▶ [EXERCISE]: Copy every entry precisely.

[Dataset items]
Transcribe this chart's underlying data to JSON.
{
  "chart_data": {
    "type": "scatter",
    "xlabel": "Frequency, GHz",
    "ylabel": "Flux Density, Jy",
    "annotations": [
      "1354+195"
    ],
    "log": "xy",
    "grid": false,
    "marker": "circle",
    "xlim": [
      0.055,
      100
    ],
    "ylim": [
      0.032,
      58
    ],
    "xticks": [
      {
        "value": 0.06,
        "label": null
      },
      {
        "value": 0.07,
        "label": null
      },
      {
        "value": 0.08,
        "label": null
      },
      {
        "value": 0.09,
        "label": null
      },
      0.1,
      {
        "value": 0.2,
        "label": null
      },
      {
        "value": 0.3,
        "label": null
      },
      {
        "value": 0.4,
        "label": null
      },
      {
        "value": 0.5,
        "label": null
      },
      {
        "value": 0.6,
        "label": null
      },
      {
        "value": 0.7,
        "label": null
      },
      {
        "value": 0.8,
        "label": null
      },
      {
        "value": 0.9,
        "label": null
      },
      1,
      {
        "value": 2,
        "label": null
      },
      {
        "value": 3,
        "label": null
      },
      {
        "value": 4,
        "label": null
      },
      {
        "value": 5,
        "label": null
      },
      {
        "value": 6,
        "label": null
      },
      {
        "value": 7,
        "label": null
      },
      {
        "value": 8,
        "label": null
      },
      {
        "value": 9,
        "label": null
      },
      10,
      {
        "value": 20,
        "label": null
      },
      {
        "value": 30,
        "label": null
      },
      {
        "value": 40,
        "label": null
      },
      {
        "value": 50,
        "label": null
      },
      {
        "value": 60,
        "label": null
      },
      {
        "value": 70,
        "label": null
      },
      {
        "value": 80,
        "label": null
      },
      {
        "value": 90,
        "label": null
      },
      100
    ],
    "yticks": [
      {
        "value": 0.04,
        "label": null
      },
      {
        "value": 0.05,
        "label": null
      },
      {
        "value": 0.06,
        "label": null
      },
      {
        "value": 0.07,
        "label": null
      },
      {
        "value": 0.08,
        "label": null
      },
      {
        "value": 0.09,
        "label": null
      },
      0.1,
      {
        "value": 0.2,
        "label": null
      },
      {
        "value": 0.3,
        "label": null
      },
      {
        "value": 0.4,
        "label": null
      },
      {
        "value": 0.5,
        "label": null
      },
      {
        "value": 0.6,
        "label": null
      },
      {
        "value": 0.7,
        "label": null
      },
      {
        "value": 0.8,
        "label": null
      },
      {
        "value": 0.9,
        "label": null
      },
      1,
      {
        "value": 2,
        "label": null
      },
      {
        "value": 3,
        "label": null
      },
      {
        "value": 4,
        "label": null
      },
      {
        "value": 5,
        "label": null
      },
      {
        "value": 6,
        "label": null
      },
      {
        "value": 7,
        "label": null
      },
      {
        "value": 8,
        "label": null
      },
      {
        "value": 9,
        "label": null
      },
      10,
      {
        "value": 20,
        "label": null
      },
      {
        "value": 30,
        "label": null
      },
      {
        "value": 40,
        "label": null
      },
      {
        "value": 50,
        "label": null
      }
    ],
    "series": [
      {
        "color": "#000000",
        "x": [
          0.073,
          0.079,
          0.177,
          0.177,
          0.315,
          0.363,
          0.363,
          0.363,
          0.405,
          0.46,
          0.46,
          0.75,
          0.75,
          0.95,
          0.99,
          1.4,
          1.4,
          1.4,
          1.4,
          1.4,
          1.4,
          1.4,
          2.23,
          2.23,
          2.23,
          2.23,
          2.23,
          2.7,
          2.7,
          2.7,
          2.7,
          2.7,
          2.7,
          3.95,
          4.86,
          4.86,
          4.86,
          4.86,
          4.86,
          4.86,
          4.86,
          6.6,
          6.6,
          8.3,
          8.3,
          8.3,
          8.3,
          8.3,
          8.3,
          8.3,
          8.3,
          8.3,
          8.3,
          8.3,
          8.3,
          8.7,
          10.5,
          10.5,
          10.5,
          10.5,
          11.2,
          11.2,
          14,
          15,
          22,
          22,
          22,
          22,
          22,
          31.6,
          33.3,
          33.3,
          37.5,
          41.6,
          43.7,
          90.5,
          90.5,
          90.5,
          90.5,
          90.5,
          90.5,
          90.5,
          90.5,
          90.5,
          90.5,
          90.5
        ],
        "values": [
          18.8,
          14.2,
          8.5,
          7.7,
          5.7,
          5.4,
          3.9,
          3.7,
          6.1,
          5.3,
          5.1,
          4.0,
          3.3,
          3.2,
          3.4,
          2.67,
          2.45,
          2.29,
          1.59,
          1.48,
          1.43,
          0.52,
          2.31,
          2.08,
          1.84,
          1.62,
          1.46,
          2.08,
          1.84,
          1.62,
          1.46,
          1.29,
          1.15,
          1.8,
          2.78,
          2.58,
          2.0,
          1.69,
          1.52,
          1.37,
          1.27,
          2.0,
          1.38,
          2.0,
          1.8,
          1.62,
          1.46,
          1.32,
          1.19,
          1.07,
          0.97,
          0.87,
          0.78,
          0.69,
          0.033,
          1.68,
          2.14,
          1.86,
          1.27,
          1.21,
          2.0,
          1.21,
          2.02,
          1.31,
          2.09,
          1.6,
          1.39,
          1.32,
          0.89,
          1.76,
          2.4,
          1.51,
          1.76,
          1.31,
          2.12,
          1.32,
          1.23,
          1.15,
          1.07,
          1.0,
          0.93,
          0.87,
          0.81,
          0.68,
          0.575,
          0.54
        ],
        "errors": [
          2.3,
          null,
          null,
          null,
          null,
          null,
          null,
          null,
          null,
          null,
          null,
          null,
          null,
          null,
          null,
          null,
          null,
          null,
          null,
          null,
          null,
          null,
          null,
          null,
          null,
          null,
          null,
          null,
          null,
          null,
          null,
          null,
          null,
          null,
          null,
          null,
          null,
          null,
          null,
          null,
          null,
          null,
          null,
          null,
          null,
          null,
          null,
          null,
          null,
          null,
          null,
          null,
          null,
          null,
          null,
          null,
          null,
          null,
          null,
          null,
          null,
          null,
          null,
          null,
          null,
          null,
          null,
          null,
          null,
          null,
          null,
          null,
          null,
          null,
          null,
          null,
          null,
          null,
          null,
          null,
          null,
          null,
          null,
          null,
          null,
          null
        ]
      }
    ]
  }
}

▶ [EXERCISE SOLUTION]:
Transcribe this chart's underlying data to JSON.
{
  "chart_data": {
    "type": "scatter",
    "xlabel": "Frequency, GHz",
    "ylabel": "Flux Density, Jy",
    "annotations": [
      "1354+195"
    ],
    "log": "xy",
    "grid": false,
    "marker": "circle",
    "xlim": [
      0.055,
      100
    ],
    "ylim": [
      0.032,
      58
    ],
    "xticks": [
      {
        "value": 0.06,
        "label": null
      },
      {
        "value": 0.07,
        "label": null
      },
      {
        "value": 0.08,
        "label": null
      },
      {
        "value": 0.09,
        "label": null
      },
      0.1,
      {
        "value": 0.2,
        "label": null
      },
      {
        "value": 0.3,
        "label": null
      },
      {
        "value": 0.4,
        "label": null
      },
      {
        "value": 0.5,
        "label": null
      },
      {
        "value": 0.6,
        "label": null
      },
      {
        "value": 0.7,
        "label": null
      },
      {
        "value": 0.8,
        "label": null
      },
      {
        "value": 0.9,
        "label": null
      },
      1,
      {
        "value": 2,
        "label": null
      },
      {
        "value": 3,
        "label": null
      },
      {
        "value": 4,
        "label": null
      },
      {
        "value": 5,
        "label": null
      },
      {
        "value": 6,
        "label": null
      },
      {
        "value": 7,
        "label": null
      },
      {
        "value": 8,
        "label": null
      },
      {
        "value": 9,
        "label": null
      },
      10,
      {
        "value": 20,
        "label": null
      },
      {
        "value": 30,
        "label": null
      },
      {
        "value": 40,
        "label": null
      },
      {
        "value": 50,
        "label": null
      },
      {
        "value": 60,
        "label": null
      },
      {
        "value": 70,
        "label": null
      },
      {
        "value": 80,
        "label": null
      },
      {
        "value": 90,
        "label": null
      },
      100
    ],
    "yticks": [
      {
        "value": 0.04,
        "label": null
      },
      {
        "value": 0.05,
        "label": null
      },
      {
        "value": 0.06,
        "label": null
      },
      {
        "value": 0.07,
        "label": null
      },
      {
        "value": 0.08,
        "label": null
      },
      {
        "value": 0.09,
        "label": null
      },
      0.1,
      {
        "value": 0.2,
        "label": null
      },
      {
        "value": 0.3,
        "label": null
      },
      {
        "value": 0.4,
        "label": null
      },
      {
        "value": 0.5,
        "label": null
      },
      {
        "value": 0.6,
        "label": null
      },
      {
        "value": 0.7,
        "label": null
      },
      {
        "value": 0.8,
        "label": null
      },
      {
        "value": 0.9,
        "label": null
      },
      1,
      {
        "value": 2,
        "label": null
      },
      {
        "value": 3,
        "label": null
      },
      {
        "value": 4,
        "label": null
      },
      {
        "value": 5,
        "label": null
      },
      {
        "value": 6,
        "label": null
      },
      {
        "value": 7,
        "label": null
      },
      {
        "value": 8,
        "label": null
      },
      {
        "value": 9,
        "label": null
      },
      10,
      {
        "value": 20,
        "label": null
      },
      {
        "value": 30,
        "label": null
      },
      {
        "value": 40,
        "label": null
      },
      {
        "value": 50,
        "label": null
      }
    ],
    "series": [
      {
        "color": "#000000",
        "x": [
          0.073,
          0.079,
          0.177,
          0.177,
          0.315,
          0.363,
          0.363,
          0.363,
          0.405,
          0.46,
          0.46,
          0.75,
          0.75,
          0.95,
          0.99,
          1.4,
          1.4,
          1.4,
          1.4,
          1.4,
          1.4,
          1.4,
          2.23,
          2.23,
          2.23,
          2.23,
          2.23,
          2.7,
          2.7,
          2.7,
          2.7,
          2.7,
          2.7,
          3.95,
          4.86,
          4.86,
          4.86,
          4.86,
          4.86,
          4.86,
          4.86,
          6.6,
          6.6,
          8.3,
          8.3,
          8.3,
          8.3,
          8.3,
          8.3,
          8.3,
          8.3,
          8.3,
          8.3,
          8.3,
          8.3,
          8.7,
          10.5,
          10.5,
          10.5,
          10.5,
          11.2,
          11.2,
          14,
          15,
          22,
          22,
          22,
          22,
          22,
          31.6,
          33.3,
          33.3,
          37.5,
          41.6,
          43.7,
          90.5,
          90.5,
          90.5,
          90.5,
          90.5,
          90.5,
          90.5,
          90.5,
          90.5,
          90.5,
          90.5
        ],
        "values": [
          18.8,
          14.2,
          8.5,
          7.7,
          5.7,
          5.4,
          3.9,
          3.7,
          6.1,
          5.3,
          5.1,
          4.0,
          3.3,
          3.2,
          3.4,
          2.67,
          2.45,
          2.29,
          1.59,
          1.48,
          1.43,
          0.52,
          2.31,
          2.08,
          1.84,
          1.62,
          1.46,
          2.08,
          1.84,
          1.62,
          1.46,
          1.29,
          1.15,
          1.8,
          2.78,
          2.58,
          2.0,
          1.69,
          1.52,
          1.37,
          1.27,
          2.0,
          1.38,
          2.0,
          1.8,
          1.62,
          1.46,
          1.32,
          1.19,
          1.07,
          0.97,
          0.87,
          0.78,
          0.69,
          0.033,
          1.68,
          2.14,
          1.86,
          1.27,
          1.21,
          2.0,
          1.21,
          2.02,
          1.31,
          2.09,
          1.6,
          1.39,
          1.32,
          0.89,
          1.76,
          2.4,
          1.51,
          1.76,
          1.31,
          2.12,
          1.32,
          1.23,
          1.15,
          1.07,
          1.0,
          0.93,
          0.87,
          0.81,
          0.68,
          0.575,
          0.54
        ],
        "errors": [
          2.3,
          null,
          null,
          null,
          null,
          null,
          null,
          null,
          null,
          null,
          null,
          null,
          null,
          null,
          null,
          null,
          null,
          null,
          null,
          null,
          null,
          null,
          null,
          null,
          null,
          null,
          null,
          null,
          null,
          null,
          null,
          null,
          null,
          null,
          null,
          null,
          null,
          null,
          null,
          null,
          null,
          null,
          null,
          null,
          null,
          null,
          null,
          null,
          null,
          null,
          null,
          null,
          null,
          null,
          null,
          null,
          null,
          null,
          null,
          null,
          null,
          null,
          null,
          null,
          null,
          null,
          null,
          null,
          null,
          null,
          null,
          null,
          null,
          null,
          null,
          null,
          null,
          null,
          null,
          null,
          null,
          null,
          null,
          null,
          null,
          null
        ]
      }
    ]
  }
}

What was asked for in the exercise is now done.